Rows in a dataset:
__________________________________________________

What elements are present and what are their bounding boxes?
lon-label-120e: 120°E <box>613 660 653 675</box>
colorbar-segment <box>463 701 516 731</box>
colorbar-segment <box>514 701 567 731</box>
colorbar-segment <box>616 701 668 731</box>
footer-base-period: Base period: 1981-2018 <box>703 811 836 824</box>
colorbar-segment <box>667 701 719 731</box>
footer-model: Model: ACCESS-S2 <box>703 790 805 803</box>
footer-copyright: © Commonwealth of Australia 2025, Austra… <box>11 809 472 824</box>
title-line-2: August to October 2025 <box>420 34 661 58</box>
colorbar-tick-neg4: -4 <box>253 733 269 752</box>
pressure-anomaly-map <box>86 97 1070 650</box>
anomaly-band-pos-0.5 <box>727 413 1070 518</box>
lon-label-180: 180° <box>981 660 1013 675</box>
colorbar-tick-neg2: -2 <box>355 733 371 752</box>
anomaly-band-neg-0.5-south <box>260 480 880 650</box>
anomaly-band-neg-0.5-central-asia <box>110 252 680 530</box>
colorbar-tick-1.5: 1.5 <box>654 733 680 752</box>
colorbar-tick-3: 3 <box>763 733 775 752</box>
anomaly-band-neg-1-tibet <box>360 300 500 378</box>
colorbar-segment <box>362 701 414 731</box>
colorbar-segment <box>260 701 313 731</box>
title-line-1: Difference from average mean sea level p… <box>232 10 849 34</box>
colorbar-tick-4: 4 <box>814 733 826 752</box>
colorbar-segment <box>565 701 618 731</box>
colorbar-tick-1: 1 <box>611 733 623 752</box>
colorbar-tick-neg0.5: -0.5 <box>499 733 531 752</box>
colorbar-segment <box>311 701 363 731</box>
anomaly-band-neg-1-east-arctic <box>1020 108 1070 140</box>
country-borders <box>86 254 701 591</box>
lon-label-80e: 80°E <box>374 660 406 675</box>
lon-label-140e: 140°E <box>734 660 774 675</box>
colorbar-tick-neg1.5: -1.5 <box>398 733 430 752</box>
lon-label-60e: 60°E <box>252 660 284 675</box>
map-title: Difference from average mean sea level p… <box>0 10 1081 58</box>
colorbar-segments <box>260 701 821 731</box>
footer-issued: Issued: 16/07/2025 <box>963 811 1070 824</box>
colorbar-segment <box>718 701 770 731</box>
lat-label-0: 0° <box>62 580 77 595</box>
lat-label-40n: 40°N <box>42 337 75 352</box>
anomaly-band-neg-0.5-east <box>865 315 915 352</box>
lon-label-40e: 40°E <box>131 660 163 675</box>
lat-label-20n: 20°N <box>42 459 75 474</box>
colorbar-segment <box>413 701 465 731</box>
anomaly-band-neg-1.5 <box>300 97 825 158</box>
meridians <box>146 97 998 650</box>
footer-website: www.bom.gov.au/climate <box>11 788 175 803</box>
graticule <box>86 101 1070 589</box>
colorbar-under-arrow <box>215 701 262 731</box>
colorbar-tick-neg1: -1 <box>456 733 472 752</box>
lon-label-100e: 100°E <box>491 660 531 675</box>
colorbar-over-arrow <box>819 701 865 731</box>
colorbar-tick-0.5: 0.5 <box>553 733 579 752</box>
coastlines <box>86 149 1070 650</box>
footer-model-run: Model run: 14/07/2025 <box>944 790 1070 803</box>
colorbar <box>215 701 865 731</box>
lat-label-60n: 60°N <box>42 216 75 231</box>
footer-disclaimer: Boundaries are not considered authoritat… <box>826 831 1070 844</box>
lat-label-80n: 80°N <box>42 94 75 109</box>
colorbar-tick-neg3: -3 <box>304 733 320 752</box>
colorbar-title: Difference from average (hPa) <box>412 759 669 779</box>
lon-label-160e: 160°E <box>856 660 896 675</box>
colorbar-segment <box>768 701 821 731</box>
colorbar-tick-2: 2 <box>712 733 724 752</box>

__________________________________________________

STATED TASK: Please update the rows from the start through the line containing "footer-base-period: Base period: 1981-2018", inclusive, by replacing "colorbar-segment" with "legend-segment". Give those lines again with everything else unchanged.

WORKED ANSWER:
What elements are present and what are their bounding boxes?
lon-label-120e: 120°E <box>613 660 653 675</box>
legend-segment <box>463 701 516 731</box>
legend-segment <box>514 701 567 731</box>
legend-segment <box>616 701 668 731</box>
footer-base-period: Base period: 1981-2018 <box>703 811 836 824</box>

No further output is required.